• **Chart and figure data**:
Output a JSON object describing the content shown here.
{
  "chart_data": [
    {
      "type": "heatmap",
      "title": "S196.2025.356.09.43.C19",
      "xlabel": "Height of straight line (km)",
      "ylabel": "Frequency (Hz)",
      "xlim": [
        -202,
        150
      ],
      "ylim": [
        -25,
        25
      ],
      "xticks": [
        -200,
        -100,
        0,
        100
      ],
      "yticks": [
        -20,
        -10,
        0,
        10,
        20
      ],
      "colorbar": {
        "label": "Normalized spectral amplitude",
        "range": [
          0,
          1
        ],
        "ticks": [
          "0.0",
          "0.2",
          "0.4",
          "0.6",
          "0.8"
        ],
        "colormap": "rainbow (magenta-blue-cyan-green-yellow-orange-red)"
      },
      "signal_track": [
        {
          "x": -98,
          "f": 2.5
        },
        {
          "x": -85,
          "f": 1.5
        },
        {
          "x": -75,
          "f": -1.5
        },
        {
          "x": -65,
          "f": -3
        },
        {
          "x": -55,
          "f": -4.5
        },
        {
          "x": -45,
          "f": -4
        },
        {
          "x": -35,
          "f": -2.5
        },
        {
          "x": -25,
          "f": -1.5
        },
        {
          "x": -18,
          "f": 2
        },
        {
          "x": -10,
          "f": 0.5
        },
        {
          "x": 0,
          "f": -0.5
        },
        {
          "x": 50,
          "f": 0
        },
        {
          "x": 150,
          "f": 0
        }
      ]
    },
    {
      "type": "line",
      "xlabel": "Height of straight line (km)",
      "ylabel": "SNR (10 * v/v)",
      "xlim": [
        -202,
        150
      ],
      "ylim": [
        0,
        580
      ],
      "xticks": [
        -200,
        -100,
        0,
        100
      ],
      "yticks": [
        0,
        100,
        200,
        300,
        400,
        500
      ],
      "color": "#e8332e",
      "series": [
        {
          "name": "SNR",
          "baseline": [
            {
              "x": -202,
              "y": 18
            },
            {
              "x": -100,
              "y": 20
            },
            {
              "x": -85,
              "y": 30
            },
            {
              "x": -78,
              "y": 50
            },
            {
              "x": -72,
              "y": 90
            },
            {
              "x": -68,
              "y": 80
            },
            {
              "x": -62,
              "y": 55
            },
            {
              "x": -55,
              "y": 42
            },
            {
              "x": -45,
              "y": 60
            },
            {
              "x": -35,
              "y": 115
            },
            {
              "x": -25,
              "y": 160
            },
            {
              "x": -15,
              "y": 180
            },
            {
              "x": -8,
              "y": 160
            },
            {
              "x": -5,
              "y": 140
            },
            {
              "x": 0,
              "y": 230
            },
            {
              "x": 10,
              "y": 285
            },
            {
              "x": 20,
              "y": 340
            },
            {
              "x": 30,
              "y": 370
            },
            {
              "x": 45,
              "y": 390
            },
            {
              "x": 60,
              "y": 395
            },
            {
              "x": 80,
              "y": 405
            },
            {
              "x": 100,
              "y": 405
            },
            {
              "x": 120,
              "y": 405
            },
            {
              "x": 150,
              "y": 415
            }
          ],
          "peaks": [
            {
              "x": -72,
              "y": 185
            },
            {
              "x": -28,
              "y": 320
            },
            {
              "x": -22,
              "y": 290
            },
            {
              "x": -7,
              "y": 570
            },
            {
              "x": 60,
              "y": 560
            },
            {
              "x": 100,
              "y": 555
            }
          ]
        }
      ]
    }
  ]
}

• **Exercise brief**:
Identify the lines above that contain the word "ylabel", then copy them.

• **Output of the exercise**:
      "ylabel": "Frequency (Hz)",
      "ylabel": "SNR (10 * v/v)",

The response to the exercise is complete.